▶ _Exercise directions_
Isolate every line in the records below with "label" in it.

● ● ● ● ●

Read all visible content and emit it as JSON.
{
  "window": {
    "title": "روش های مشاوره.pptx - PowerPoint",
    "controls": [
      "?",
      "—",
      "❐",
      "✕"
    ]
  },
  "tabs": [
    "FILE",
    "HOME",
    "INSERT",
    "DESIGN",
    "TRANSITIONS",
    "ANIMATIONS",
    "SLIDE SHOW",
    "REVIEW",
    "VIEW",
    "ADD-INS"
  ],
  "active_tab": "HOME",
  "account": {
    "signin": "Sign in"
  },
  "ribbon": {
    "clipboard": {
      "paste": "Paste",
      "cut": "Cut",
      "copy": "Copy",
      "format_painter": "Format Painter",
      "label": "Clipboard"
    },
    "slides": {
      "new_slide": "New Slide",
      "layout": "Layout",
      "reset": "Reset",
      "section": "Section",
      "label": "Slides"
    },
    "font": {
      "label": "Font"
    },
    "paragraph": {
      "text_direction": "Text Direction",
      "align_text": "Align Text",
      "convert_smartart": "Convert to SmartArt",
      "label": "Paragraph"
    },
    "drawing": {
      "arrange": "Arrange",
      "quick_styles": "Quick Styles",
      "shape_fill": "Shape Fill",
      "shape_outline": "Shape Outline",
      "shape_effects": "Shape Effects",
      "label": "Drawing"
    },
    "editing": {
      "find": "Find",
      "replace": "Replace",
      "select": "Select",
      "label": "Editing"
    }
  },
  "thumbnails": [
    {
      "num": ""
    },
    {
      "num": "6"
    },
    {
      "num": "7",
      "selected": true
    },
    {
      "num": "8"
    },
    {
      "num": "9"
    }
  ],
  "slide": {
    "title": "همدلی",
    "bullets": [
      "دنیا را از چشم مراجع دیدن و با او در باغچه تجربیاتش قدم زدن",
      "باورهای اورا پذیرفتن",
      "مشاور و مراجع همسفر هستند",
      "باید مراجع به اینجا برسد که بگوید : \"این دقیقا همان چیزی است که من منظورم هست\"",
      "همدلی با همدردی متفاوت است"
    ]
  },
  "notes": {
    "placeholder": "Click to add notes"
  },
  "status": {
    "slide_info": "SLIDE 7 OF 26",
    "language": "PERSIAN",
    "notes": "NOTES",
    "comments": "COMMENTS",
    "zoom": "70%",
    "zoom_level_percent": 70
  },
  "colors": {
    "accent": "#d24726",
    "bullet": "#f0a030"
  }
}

● ● ● ● ●

▶ _Final result_
      "label": "Clipboard"
      "label": "Slides"
      "label": "Font"
      "label": "Paragraph"
      "label": "Drawing"
      "label": "Editing"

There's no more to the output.